_ENTRIES_
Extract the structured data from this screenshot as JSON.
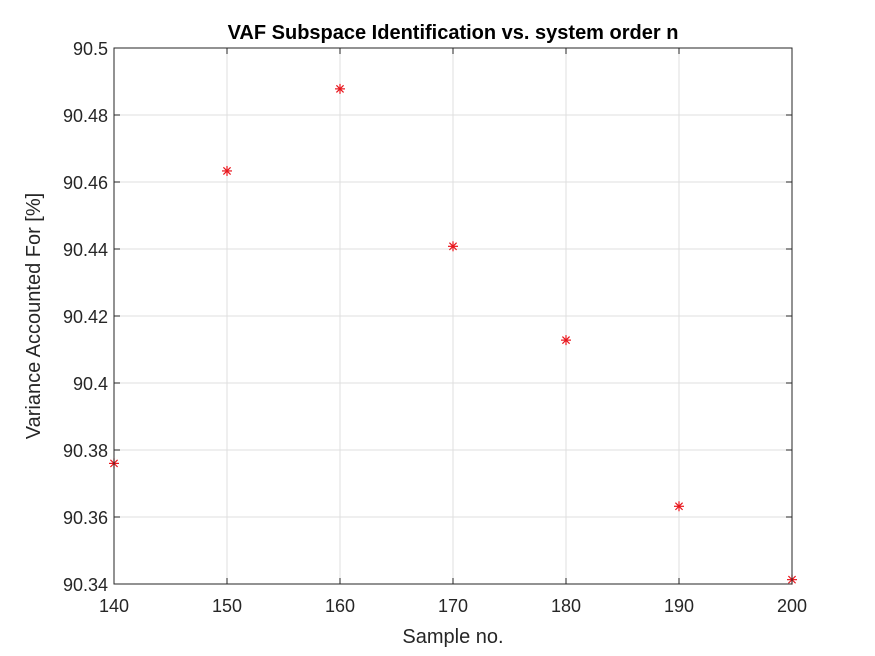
{
  "chart_data": {
    "type": "scatter",
    "title": "VAF Subspace Identification vs. system order n",
    "xlabel": "Sample no.",
    "ylabel": "Variance Accounted For [%]",
    "xlim": [
      140,
      200
    ],
    "ylim": [
      90.34,
      90.5
    ],
    "xticks": [
      140,
      150,
      160,
      170,
      180,
      190,
      200
    ],
    "xtick_labels": [
      "140",
      "150",
      "160",
      "170",
      "180",
      "190",
      "200"
    ],
    "yticks": [
      90.34,
      90.36,
      90.38,
      90.4,
      90.42,
      90.44,
      90.46,
      90.48,
      90.5
    ],
    "ytick_labels": [
      "90.34",
      "90.36",
      "90.38",
      "90.4",
      "90.42",
      "90.44",
      "90.46",
      "90.48",
      "90.5"
    ],
    "grid": true,
    "marker": "asterisk",
    "marker_color": "#e8161d",
    "series": [
      {
        "x": [
          140,
          150,
          160,
          170,
          180,
          190,
          200
        ],
        "y": [
          90.376,
          90.4633,
          90.4878,
          90.4408,
          90.4128,
          90.3632,
          90.3413
        ]
      }
    ]
  }
}
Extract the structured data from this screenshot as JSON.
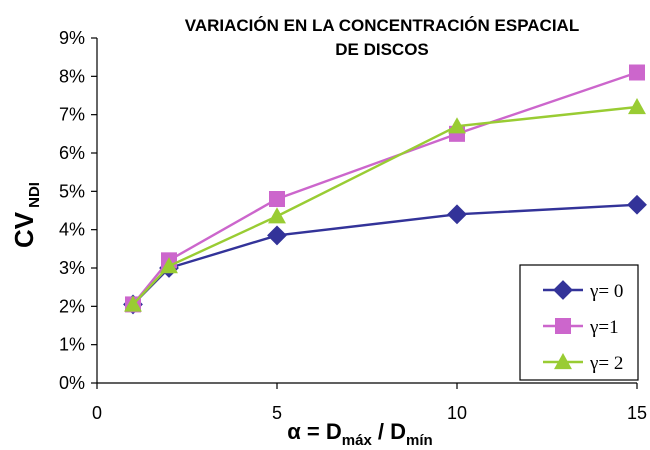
{
  "chart_data": {
    "type": "line",
    "title_lines": [
      "VARIACIÓN EN LA CONCENTRACIÓN ESPACIAL",
      "DE DISCOS"
    ],
    "xlabel": {
      "prefix": "α = D",
      "sub1": "máx",
      "mid": " / D",
      "sub2": "mín"
    },
    "ylabel": {
      "main": "CV",
      "sub": "NDI"
    },
    "xlim": [
      0,
      15
    ],
    "ylim": [
      0,
      9
    ],
    "xticks": [
      {
        "value": 0,
        "label": "0"
      },
      {
        "value": 5,
        "label": "5"
      },
      {
        "value": 10,
        "label": "10"
      },
      {
        "value": 15,
        "label": "15"
      }
    ],
    "yticks": [
      {
        "value": 0,
        "label": "0%"
      },
      {
        "value": 1,
        "label": "1%"
      },
      {
        "value": 2,
        "label": "2%"
      },
      {
        "value": 3,
        "label": "3%"
      },
      {
        "value": 4,
        "label": "4%"
      },
      {
        "value": 5,
        "label": "5%"
      },
      {
        "value": 6,
        "label": "6%"
      },
      {
        "value": 7,
        "label": "7%"
      },
      {
        "value": 8,
        "label": "8%"
      },
      {
        "value": 9,
        "label": "9%"
      }
    ],
    "x": [
      1,
      2,
      5,
      10,
      15
    ],
    "series": [
      {
        "name": "γ= 0",
        "values": [
          2.05,
          3.0,
          3.85,
          4.4,
          4.65
        ],
        "color": "#333399",
        "marker": "diamond"
      },
      {
        "name": "γ=1",
        "values": [
          2.05,
          3.2,
          4.8,
          6.5,
          8.1
        ],
        "color": "#cc66cc",
        "marker": "square"
      },
      {
        "name": "γ= 2",
        "values": [
          2.05,
          3.05,
          4.35,
          6.7,
          7.2
        ],
        "color": "#99cc33",
        "marker": "triangle"
      }
    ],
    "grid": false,
    "legend_position": "bottom-right"
  }
}
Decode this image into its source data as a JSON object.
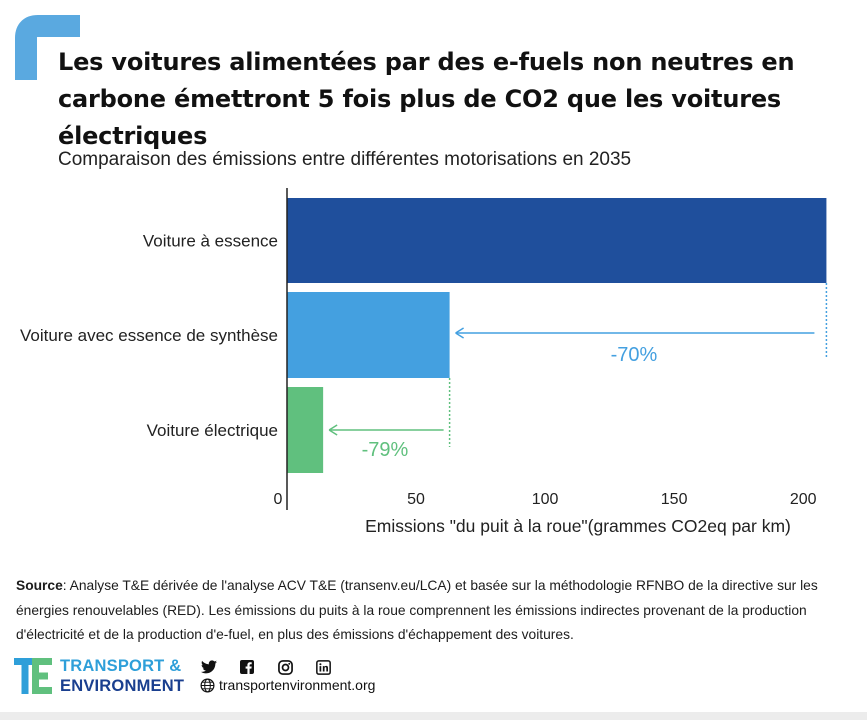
{
  "title": "Les voitures alimentées par des e-fuels non neutres en carbone émettront 5 fois plus de CO2 que les voitures électriques",
  "subtitle": "Comparaison des émissions entre différentes motorisations en 2035",
  "chart_data": {
    "type": "bar",
    "orientation": "horizontal",
    "categories": [
      "Voiture à essence",
      "Voiture avec essence de synthèse",
      "Voiture électrique"
    ],
    "values": [
      209,
      63,
      14
    ],
    "colors": [
      "#1f4f9c",
      "#44a0e0",
      "#60c07e"
    ],
    "xlabel": "Emissions \"du puit à la roue\"(grammes CO2eq par km)",
    "xlim": [
      0,
      210
    ],
    "xticks": [
      0,
      50,
      100,
      150,
      200
    ],
    "grid": false,
    "annotations": [
      {
        "text": "-70%",
        "color": "#44a0e0"
      },
      {
        "text": "-79%",
        "color": "#60c07e"
      }
    ]
  },
  "source": {
    "label": "Source",
    "text": ": Analyse T&E dérivée de l'analyse ACV T&E (transenv.eu/LCA) et basée sur la méthodologie RFNBO de la directive sur les énergies renouvelables (RED). Les émissions du puits à la roue comprennent les émissions indirectes provenant de la production d'électricité et de la production d'e-fuel, en plus des émissions d'échappement des voitures."
  },
  "footer": {
    "logo_line1": "TRANSPORT &",
    "logo_line2": "ENVIRONMENT",
    "socials": [
      "twitter-icon",
      "facebook-icon",
      "instagram-icon",
      "linkedin-icon"
    ],
    "website": "transportenvironment.org"
  },
  "colors": {
    "brand_light": "#2e9fd9",
    "brand_dark": "#1a3f8f",
    "brand_green": "#60c07e",
    "corner": "#5aa9e0"
  }
}
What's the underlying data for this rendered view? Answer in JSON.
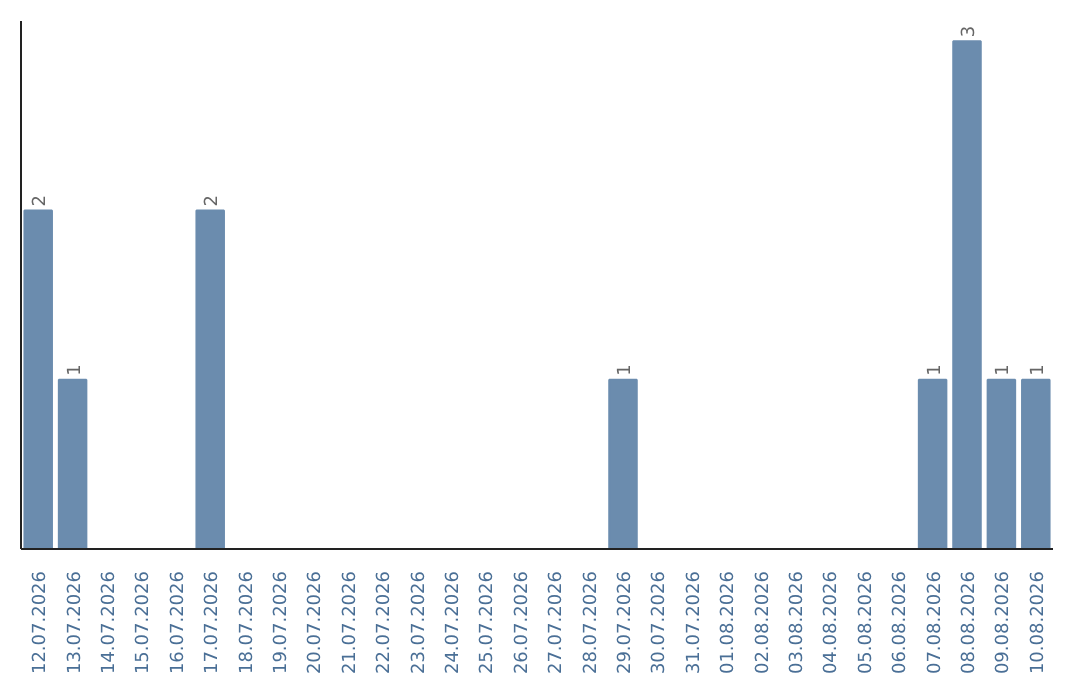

_WHAT IS BEING ASKED_
Copy out all the data without changing anything, and drop the pictures.

_THE OUTPUT_
Extract the structured data from this screenshot as JSON.
{
  "chart_data": {
    "type": "scatter",
    "title": "VAF Subspace Identification vs. system order n",
    "xlabel": "Sample no.",
    "ylabel": "Variance Accounted For [%]",
    "xlim": [
      140,
      200
    ],
    "ylim": [
      90.34,
      90.5
    ],
    "xticks": [
      140,
      150,
      160,
      170,
      180,
      190,
      200
    ],
    "xtick_labels": [
      "140",
      "150",
      "160",
      "170",
      "180",
      "190",
      "200"
    ],
    "yticks": [
      90.34,
      90.36,
      90.38,
      90.4,
      90.42,
      90.44,
      90.46,
      90.48,
      90.5
    ],
    "ytick_labels": [
      "90.34",
      "90.36",
      "90.38",
      "90.4",
      "90.42",
      "90.44",
      "90.46",
      "90.48",
      "90.5"
    ],
    "grid": true,
    "marker": "asterisk",
    "marker_color": "#e8161d",
    "series": [
      {
        "x": [
          140,
          150,
          160,
          170,
          180,
          190,
          200
        ],
        "y": [
          90.376,
          90.4633,
          90.4878,
          90.4408,
          90.4128,
          90.3632,
          90.3413
        ]
      }
    ]
  }
}
Extract the structured data from this screenshot as JSON.
{
  "chart_data": {
    "type": "line",
    "title_lines": [
      "VARIACIÓN EN LA CONCENTRACIÓN ESPACIAL",
      "DE DISCOS"
    ],
    "xlabel": {
      "prefix": "α = D",
      "sub1": "máx",
      "mid": " / D",
      "sub2": "mín"
    },
    "ylabel": {
      "main": "CV",
      "sub": "NDI"
    },
    "xlim": [
      0,
      15
    ],
    "ylim": [
      0,
      9
    ],
    "xticks": [
      {
        "value": 0,
        "label": "0"
      },
      {
        "value": 5,
        "label": "5"
      },
      {
        "value": 10,
        "label": "10"
      },
      {
        "value": 15,
        "label": "15"
      }
    ],
    "yticks": [
      {
        "value": 0,
        "label": "0%"
      },
      {
        "value": 1,
        "label": "1%"
      },
      {
        "value": 2,
        "label": "2%"
      },
      {
        "value": 3,
        "label": "3%"
      },
      {
        "value": 4,
        "label": "4%"
      },
      {
        "value": 5,
        "label": "5%"
      },
      {
        "value": 6,
        "label": "6%"
      },
      {
        "value": 7,
        "label": "7%"
      },
      {
        "value": 8,
        "label": "8%"
      },
      {
        "value": 9,
        "label": "9%"
      }
    ],
    "x": [
      1,
      2,
      5,
      10,
      15
    ],
    "series": [
      {
        "name": "γ= 0",
        "values": [
          2.05,
          3.0,
          3.85,
          4.4,
          4.65
        ],
        "color": "#333399",
        "marker": "diamond"
      },
      {
        "name": "γ=1",
        "values": [
          2.05,
          3.2,
          4.8,
          6.5,
          8.1
        ],
        "color": "#cc66cc",
        "marker": "square"
      },
      {
        "name": "γ= 2",
        "values": [
          2.05,
          3.05,
          4.35,
          6.7,
          7.2
        ],
        "color": "#99cc33",
        "marker": "triangle"
      }
    ],
    "grid": false,
    "legend_position": "bottom-right"
  }
}
Decode this image into its source data as a JSON object.
{
  "title": "Les voitures alimentées par des e-fuels non neutres en carbone émettront 5 fois plus de CO2 que les voitures électriques",
  "subtitle": "Comparaison des émissions entre différentes motorisations en 2035",
  "chart_data": {
    "type": "bar",
    "orientation": "horizontal",
    "categories": [
      "Voiture à essence",
      "Voiture avec essence de synthèse",
      "Voiture électrique"
    ],
    "values": [
      209,
      63,
      14
    ],
    "colors": [
      "#1f4f9c",
      "#44a0e0",
      "#60c07e"
    ],
    "xlabel": "Emissions \"du puit à la roue\"(grammes CO2eq par km)",
    "xlim": [
      0,
      210
    ],
    "xticks": [
      0,
      50,
      100,
      150,
      200
    ],
    "grid": false,
    "annotations": [
      {
        "text": "-70%",
        "color": "#44a0e0"
      },
      {
        "text": "-79%",
        "color": "#60c07e"
      }
    ]
  },
  "source": {
    "label": "Source",
    "text": ": Analyse T&E dérivée de l'analyse ACV T&E (transenv.eu/LCA) et basée sur la méthodologie RFNBO de la directive sur les énergies renouvelables (RED). Les émissions du puits à la roue comprennent les émissions indirectes provenant de la production d'électricité et de la production d'e-fuel, en plus des émissions d'échappement des voitures."
  },
  "footer": {
    "logo_line1": "TRANSPORT &",
    "logo_line2": "ENVIRONMENT",
    "socials": [
      "twitter-icon",
      "facebook-icon",
      "instagram-icon",
      "linkedin-icon"
    ],
    "website": "transportenvironment.org"
  },
  "colors": {
    "brand_light": "#2e9fd9",
    "brand_dark": "#1a3f8f",
    "brand_green": "#60c07e",
    "corner": "#5aa9e0"
  }
}
What's the underlying data for this rendered view? Answer in JSON.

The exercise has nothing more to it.